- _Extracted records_
□ □ □ □ □ □ □
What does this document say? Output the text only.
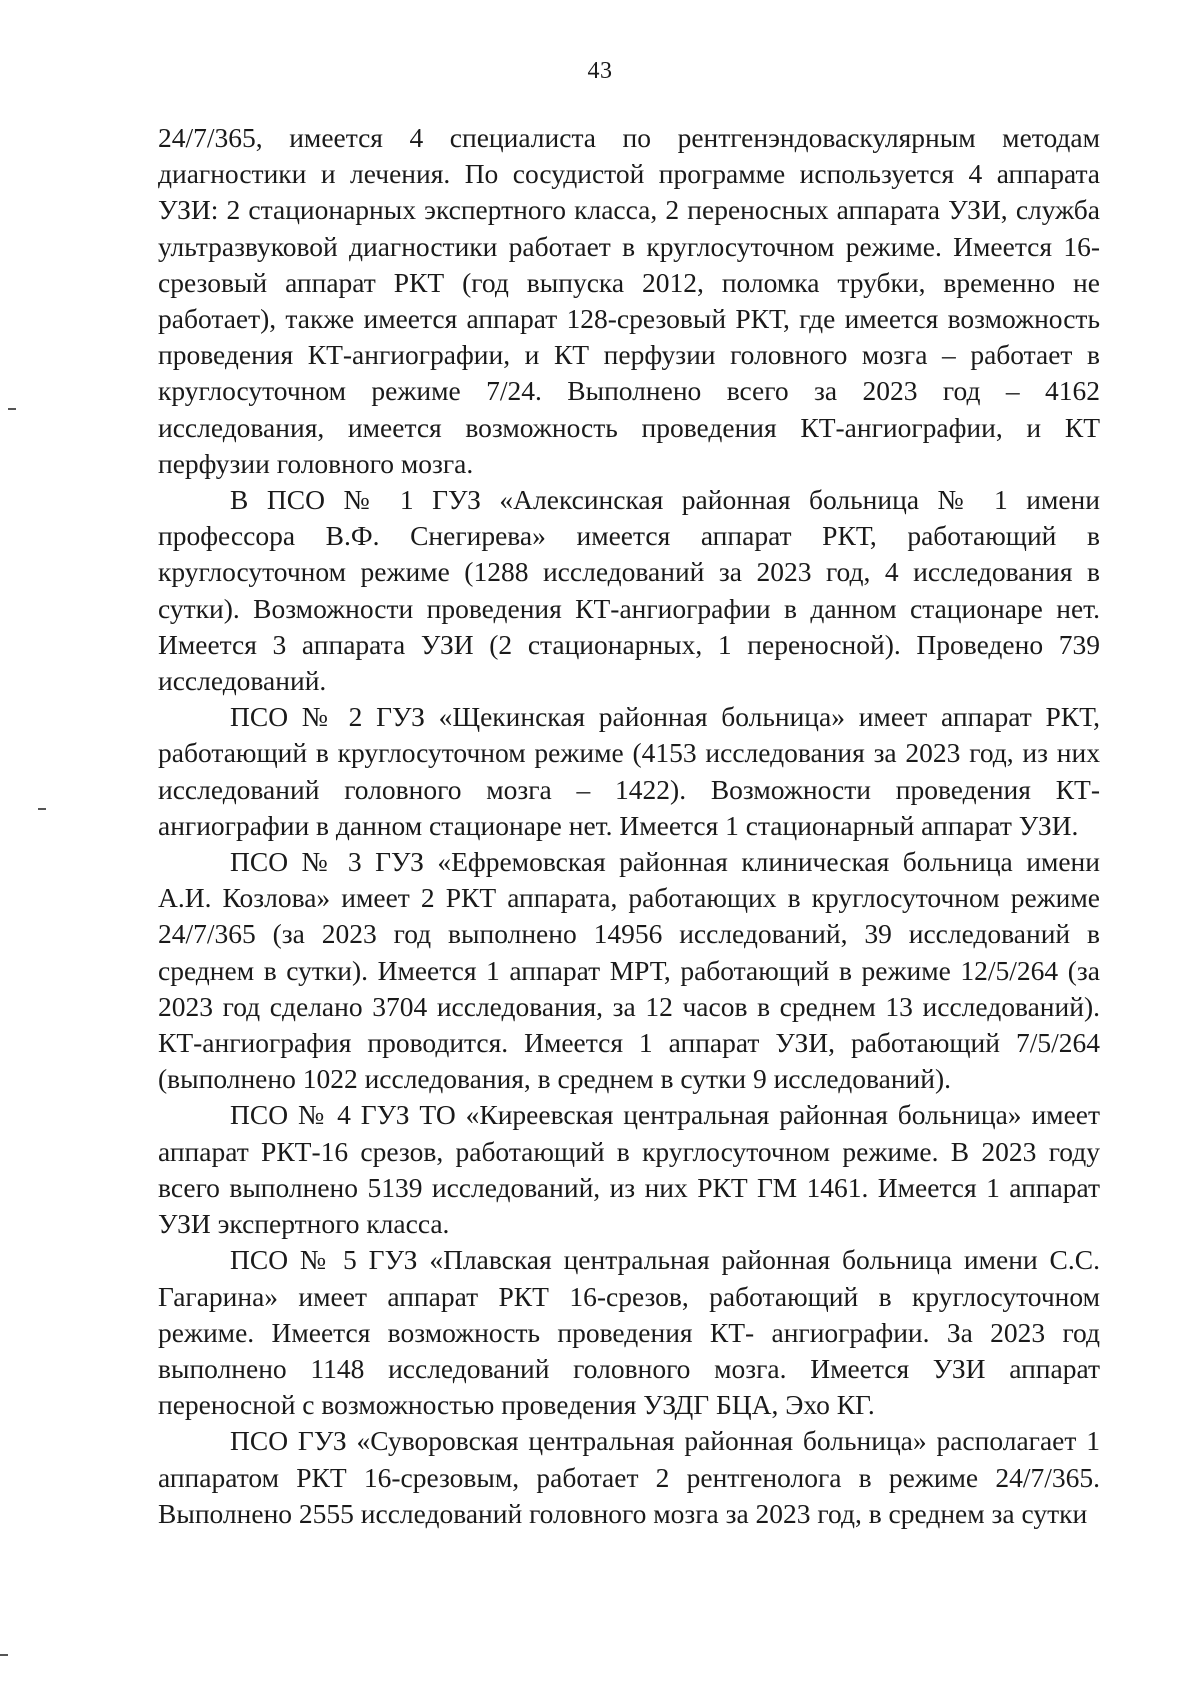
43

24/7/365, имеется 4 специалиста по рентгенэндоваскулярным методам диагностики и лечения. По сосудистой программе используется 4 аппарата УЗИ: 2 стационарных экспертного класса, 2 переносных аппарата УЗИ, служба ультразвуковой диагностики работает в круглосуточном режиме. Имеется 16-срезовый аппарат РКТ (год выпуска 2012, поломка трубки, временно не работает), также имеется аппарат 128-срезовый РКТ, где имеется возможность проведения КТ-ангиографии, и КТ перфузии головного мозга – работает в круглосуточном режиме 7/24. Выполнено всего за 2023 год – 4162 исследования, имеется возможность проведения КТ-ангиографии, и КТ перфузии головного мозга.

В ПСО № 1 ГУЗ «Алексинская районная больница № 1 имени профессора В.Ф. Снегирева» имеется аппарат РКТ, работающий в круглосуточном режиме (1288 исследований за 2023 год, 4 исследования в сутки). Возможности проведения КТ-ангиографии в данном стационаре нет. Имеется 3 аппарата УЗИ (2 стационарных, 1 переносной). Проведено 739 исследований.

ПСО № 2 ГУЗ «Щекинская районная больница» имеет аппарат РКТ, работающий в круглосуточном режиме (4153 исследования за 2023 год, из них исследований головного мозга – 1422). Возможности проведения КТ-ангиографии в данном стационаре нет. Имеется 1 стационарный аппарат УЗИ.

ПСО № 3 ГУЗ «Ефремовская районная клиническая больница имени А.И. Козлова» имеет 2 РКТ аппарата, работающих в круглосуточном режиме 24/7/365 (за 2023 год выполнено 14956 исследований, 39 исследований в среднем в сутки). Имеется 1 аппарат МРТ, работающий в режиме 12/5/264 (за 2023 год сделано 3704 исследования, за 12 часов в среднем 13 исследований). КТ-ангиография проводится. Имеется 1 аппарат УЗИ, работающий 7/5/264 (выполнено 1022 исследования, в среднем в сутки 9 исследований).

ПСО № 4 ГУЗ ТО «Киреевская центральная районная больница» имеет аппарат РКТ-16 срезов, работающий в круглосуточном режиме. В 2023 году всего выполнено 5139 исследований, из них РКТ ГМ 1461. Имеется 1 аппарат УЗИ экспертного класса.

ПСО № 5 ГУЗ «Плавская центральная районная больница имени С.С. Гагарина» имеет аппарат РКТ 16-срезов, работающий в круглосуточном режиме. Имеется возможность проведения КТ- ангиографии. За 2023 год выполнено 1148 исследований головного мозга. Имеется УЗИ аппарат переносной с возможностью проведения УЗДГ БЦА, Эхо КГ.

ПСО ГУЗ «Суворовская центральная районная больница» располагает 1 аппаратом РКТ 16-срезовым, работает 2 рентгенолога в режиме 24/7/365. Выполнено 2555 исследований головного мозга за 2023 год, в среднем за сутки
□ □ □ □ □ □ □
- _Aim of the task_
Pull out each line containing the word "имени" and copy it.

- _Exercise solution_
В ПСО № 1 ГУЗ «Алексинская районная больница № 1 имени профессора В.Ф. Снегирева» имеется аппарат РКТ, работающий в круглосуточном режиме (1288 исследований за 2023 год, 4 исследования в сутки). Возможности проведения КТ-ангиографии в данном стационаре нет. Имеется 3 аппарата УЗИ (2 стационарных, 1 переносной). Проведено 739 исследований.
ПСО № 3 ГУЗ «Ефремовская районная клиническая больница имени А.И. Козлова» имеет 2 РКТ аппарата, работающих в круглосуточном режиме 24/7/365 (за 2023 год выполнено 14956 исследований, 39 исследований в среднем в сутки). Имеется 1 аппарат МРТ, работающий в режиме 12/5/264 (за 2023 год сделано 3704 исследования, за 12 часов в среднем 13 исследований). КТ-ангиография проводится. Имеется 1 аппарат УЗИ, работающий 7/5/264 (выполнено 1022 исследования, в среднем в сутки 9 исследований).
ПСО № 5 ГУЗ «Плавская центральная районная больница имени С.С. Гагарина» имеет аппарат РКТ 16-срезов, работающий в круглосуточном режиме. Имеется возможность проведения КТ- ангиографии. За 2023 год выполнено 1148 исследований головного мозга. Имеется УЗИ аппарат переносной с возможностью проведения УЗДГ БЦА, Эхо КГ.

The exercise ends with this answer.